**To do**
Look through the data for the string "resonator". Copy every line where it is found.

**Record list**
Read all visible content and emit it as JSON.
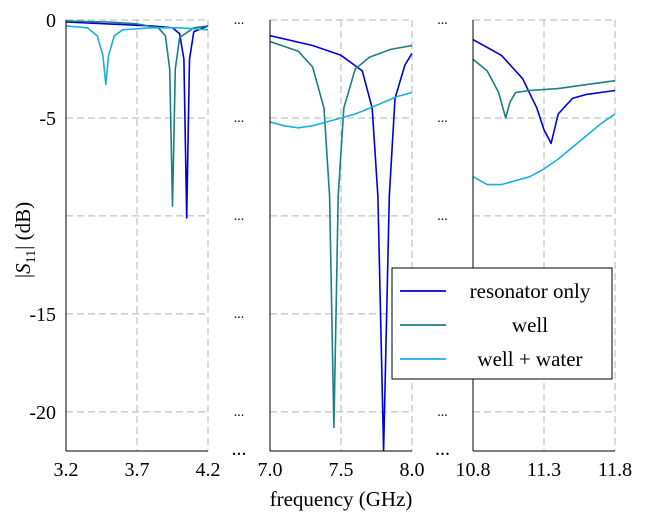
{
  "chart_data": {
    "type": "line",
    "xlabel": "frequency (GHz)",
    "ylabel_prefix": "|",
    "ylabel_symbol": "S",
    "ylabel_subscript": "11",
    "ylabel_suffix": "| (dB)",
    "ylim": [
      -22,
      0
    ],
    "y_ticks": [
      0,
      -5,
      -10,
      -15,
      -20
    ],
    "y_tick_labels": [
      "0",
      "-5",
      "",
      "-15",
      "-20"
    ],
    "grid": true,
    "legend_position": "bottom-right",
    "break_marker": "...",
    "colors": {
      "resonator only": "#0000dd",
      "well": "#1a8080",
      "well + water": "#1aaee0"
    },
    "panels": [
      {
        "id": "p1",
        "xlim": [
          3.2,
          4.2
        ],
        "x_ticks": [
          3.2,
          3.7,
          4.2
        ],
        "x_tick_labels": [
          "3.2",
          "3.7",
          "4.2"
        ]
      },
      {
        "id": "p2",
        "xlim": [
          7.0,
          8.0
        ],
        "x_ticks": [
          7.0,
          7.5,
          8.0
        ],
        "x_tick_labels": [
          "7.0",
          "7.5",
          "8.0"
        ]
      },
      {
        "id": "p3",
        "xlim": [
          10.8,
          11.8
        ],
        "x_ticks": [
          10.8,
          11.3,
          11.8
        ],
        "x_tick_labels": [
          "10.8",
          "11.3",
          "11.8"
        ]
      }
    ],
    "series": [
      {
        "name": "resonator only",
        "panels": {
          "p1": {
            "x": [
              3.2,
              3.5,
              3.8,
              3.95,
              4.0,
              4.03,
              4.05,
              4.07,
              4.1,
              4.2
            ],
            "y": [
              -0.1,
              -0.2,
              -0.3,
              -0.4,
              -0.7,
              -2.0,
              -10.1,
              -2.0,
              -0.6,
              -0.3
            ]
          },
          "p2": {
            "x": [
              7.0,
              7.3,
              7.5,
              7.65,
              7.72,
              7.76,
              7.8,
              7.84,
              7.88,
              7.95,
              8.0
            ],
            "y": [
              -0.8,
              -1.3,
              -1.8,
              -2.6,
              -4.5,
              -9.0,
              -22.0,
              -9.0,
              -4.0,
              -2.3,
              -1.7
            ]
          },
          "p3": {
            "x": [
              10.8,
              11.0,
              11.15,
              11.25,
              11.3,
              11.35,
              11.4,
              11.5,
              11.6,
              11.8
            ],
            "y": [
              -1.0,
              -1.8,
              -3.0,
              -4.5,
              -5.6,
              -6.3,
              -4.8,
              -4.0,
              -3.8,
              -3.6
            ]
          }
        }
      },
      {
        "name": "well",
        "panels": {
          "p1": {
            "x": [
              3.2,
              3.5,
              3.7,
              3.85,
              3.9,
              3.93,
              3.95,
              3.97,
              4.0,
              4.1,
              4.2
            ],
            "y": [
              -0.05,
              -0.1,
              -0.2,
              -0.4,
              -0.8,
              -2.5,
              -9.5,
              -2.5,
              -0.9,
              -0.4,
              -0.3
            ]
          },
          "p2": {
            "x": [
              7.0,
              7.2,
              7.3,
              7.38,
              7.42,
              7.45,
              7.48,
              7.52,
              7.6,
              7.7,
              7.85,
              8.0
            ],
            "y": [
              -1.1,
              -1.6,
              -2.4,
              -4.5,
              -9.0,
              -20.8,
              -9.0,
              -4.5,
              -2.5,
              -1.9,
              -1.5,
              -1.3
            ]
          },
          "p3": {
            "x": [
              10.8,
              10.9,
              10.98,
              11.03,
              11.06,
              11.1,
              11.2,
              11.4,
              11.6,
              11.8
            ],
            "y": [
              -2.0,
              -2.6,
              -3.7,
              -5.0,
              -4.2,
              -3.7,
              -3.6,
              -3.5,
              -3.3,
              -3.1
            ]
          }
        }
      },
      {
        "name": "well + water",
        "panels": {
          "p1": {
            "x": [
              3.2,
              3.35,
              3.42,
              3.46,
              3.48,
              3.5,
              3.54,
              3.6,
              3.8,
              4.0,
              4.2
            ],
            "y": [
              -0.3,
              -0.4,
              -0.8,
              -1.8,
              -3.3,
              -1.8,
              -0.8,
              -0.5,
              -0.4,
              -0.4,
              -0.5
            ]
          },
          "p2": {
            "x": [
              7.0,
              7.1,
              7.2,
              7.3,
              7.4,
              7.5,
              7.6,
              7.7,
              7.8,
              7.9,
              8.0
            ],
            "y": [
              -5.2,
              -5.4,
              -5.5,
              -5.4,
              -5.2,
              -5.0,
              -4.8,
              -4.5,
              -4.2,
              -3.9,
              -3.7
            ]
          },
          "p3": {
            "x": [
              10.8,
              10.9,
              11.0,
              11.1,
              11.2,
              11.3,
              11.4,
              11.5,
              11.6,
              11.7,
              11.8
            ],
            "y": [
              -8.0,
              -8.4,
              -8.4,
              -8.2,
              -8.0,
              -7.6,
              -7.1,
              -6.5,
              -5.9,
              -5.3,
              -4.8
            ]
          }
        }
      }
    ]
  }
}
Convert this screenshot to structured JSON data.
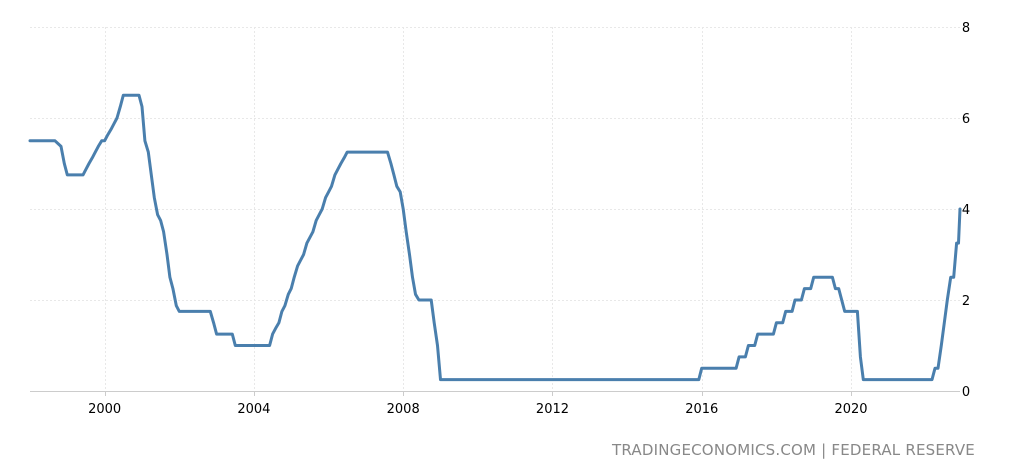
{
  "chart_data": {
    "type": "line",
    "title": "",
    "xlabel": "",
    "ylabel": "",
    "xlim": [
      1998.0,
      2022.92
    ],
    "ylim": [
      0,
      8
    ],
    "x_ticks": [
      2000,
      2004,
      2008,
      2012,
      2016,
      2020
    ],
    "y_ticks": [
      0,
      2,
      4,
      6,
      8
    ],
    "grid": true,
    "line_color": "#4a7fad",
    "series": [
      {
        "name": "",
        "points": [
          [
            1998.0,
            5.5
          ],
          [
            1998.67,
            5.5
          ],
          [
            1998.83,
            5.375
          ],
          [
            1998.92,
            5.0
          ],
          [
            1999.0,
            4.75
          ],
          [
            1999.42,
            4.75
          ],
          [
            1999.5,
            4.875
          ],
          [
            1999.58,
            5.0
          ],
          [
            1999.67,
            5.125
          ],
          [
            1999.75,
            5.25
          ],
          [
            1999.83,
            5.375
          ],
          [
            1999.92,
            5.5
          ],
          [
            2000.0,
            5.5
          ],
          [
            2000.08,
            5.625
          ],
          [
            2000.17,
            5.75
          ],
          [
            2000.25,
            5.875
          ],
          [
            2000.33,
            6.0
          ],
          [
            2000.42,
            6.25
          ],
          [
            2000.5,
            6.5
          ],
          [
            2000.92,
            6.5
          ],
          [
            2001.0,
            6.25
          ],
          [
            2001.08,
            5.5
          ],
          [
            2001.17,
            5.25
          ],
          [
            2001.25,
            4.75
          ],
          [
            2001.33,
            4.25
          ],
          [
            2001.42,
            3.875
          ],
          [
            2001.5,
            3.75
          ],
          [
            2001.58,
            3.5
          ],
          [
            2001.67,
            3.0
          ],
          [
            2001.75,
            2.5
          ],
          [
            2001.83,
            2.25
          ],
          [
            2001.92,
            1.875
          ],
          [
            2002.0,
            1.75
          ],
          [
            2002.83,
            1.75
          ],
          [
            2002.92,
            1.5
          ],
          [
            2003.0,
            1.25
          ],
          [
            2003.42,
            1.25
          ],
          [
            2003.5,
            1.0
          ],
          [
            2004.42,
            1.0
          ],
          [
            2004.5,
            1.25
          ],
          [
            2004.58,
            1.375
          ],
          [
            2004.67,
            1.5
          ],
          [
            2004.75,
            1.75
          ],
          [
            2004.83,
            1.875
          ],
          [
            2004.92,
            2.125
          ],
          [
            2005.0,
            2.25
          ],
          [
            2005.08,
            2.5
          ],
          [
            2005.17,
            2.75
          ],
          [
            2005.25,
            2.875
          ],
          [
            2005.33,
            3.0
          ],
          [
            2005.42,
            3.25
          ],
          [
            2005.5,
            3.375
          ],
          [
            2005.58,
            3.5
          ],
          [
            2005.67,
            3.75
          ],
          [
            2005.75,
            3.875
          ],
          [
            2005.83,
            4.0
          ],
          [
            2005.92,
            4.25
          ],
          [
            2006.0,
            4.375
          ],
          [
            2006.08,
            4.5
          ],
          [
            2006.17,
            4.75
          ],
          [
            2006.25,
            4.875
          ],
          [
            2006.33,
            5.0
          ],
          [
            2006.42,
            5.125
          ],
          [
            2006.5,
            5.25
          ],
          [
            2007.58,
            5.25
          ],
          [
            2007.67,
            5.0
          ],
          [
            2007.75,
            4.75
          ],
          [
            2007.83,
            4.5
          ],
          [
            2007.92,
            4.375
          ],
          [
            2008.0,
            4.0
          ],
          [
            2008.08,
            3.5
          ],
          [
            2008.17,
            3.0
          ],
          [
            2008.25,
            2.5
          ],
          [
            2008.33,
            2.125
          ],
          [
            2008.42,
            2.0
          ],
          [
            2008.75,
            2.0
          ],
          [
            2008.83,
            1.5
          ],
          [
            2008.92,
            1.0
          ],
          [
            2009.0,
            0.25
          ],
          [
            2015.92,
            0.25
          ],
          [
            2016.0,
            0.5
          ],
          [
            2016.92,
            0.5
          ],
          [
            2017.0,
            0.75
          ],
          [
            2017.17,
            0.75
          ],
          [
            2017.25,
            1.0
          ],
          [
            2017.42,
            1.0
          ],
          [
            2017.5,
            1.25
          ],
          [
            2017.92,
            1.25
          ],
          [
            2018.0,
            1.5
          ],
          [
            2018.17,
            1.5
          ],
          [
            2018.25,
            1.75
          ],
          [
            2018.42,
            1.75
          ],
          [
            2018.5,
            2.0
          ],
          [
            2018.67,
            2.0
          ],
          [
            2018.75,
            2.25
          ],
          [
            2018.92,
            2.25
          ],
          [
            2019.0,
            2.5
          ],
          [
            2019.5,
            2.5
          ],
          [
            2019.58,
            2.25
          ],
          [
            2019.67,
            2.25
          ],
          [
            2019.75,
            2.0
          ],
          [
            2019.83,
            1.75
          ],
          [
            2020.17,
            1.75
          ],
          [
            2020.25,
            0.75
          ],
          [
            2020.33,
            0.25
          ],
          [
            2022.17,
            0.25
          ],
          [
            2022.25,
            0.5
          ],
          [
            2022.33,
            0.5
          ],
          [
            2022.42,
            1.0
          ],
          [
            2022.5,
            1.5
          ],
          [
            2022.58,
            2.0
          ],
          [
            2022.67,
            2.5
          ],
          [
            2022.75,
            2.5
          ],
          [
            2022.83,
            3.25
          ],
          [
            2022.88,
            3.25
          ],
          [
            2022.92,
            4.0
          ]
        ]
      }
    ]
  },
  "source": "TRADINGECONOMICS.COM | FEDERAL RESERVE"
}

**Reply to the exercise**
      "resonator only": "#0000dd",
        "name": "resonator only",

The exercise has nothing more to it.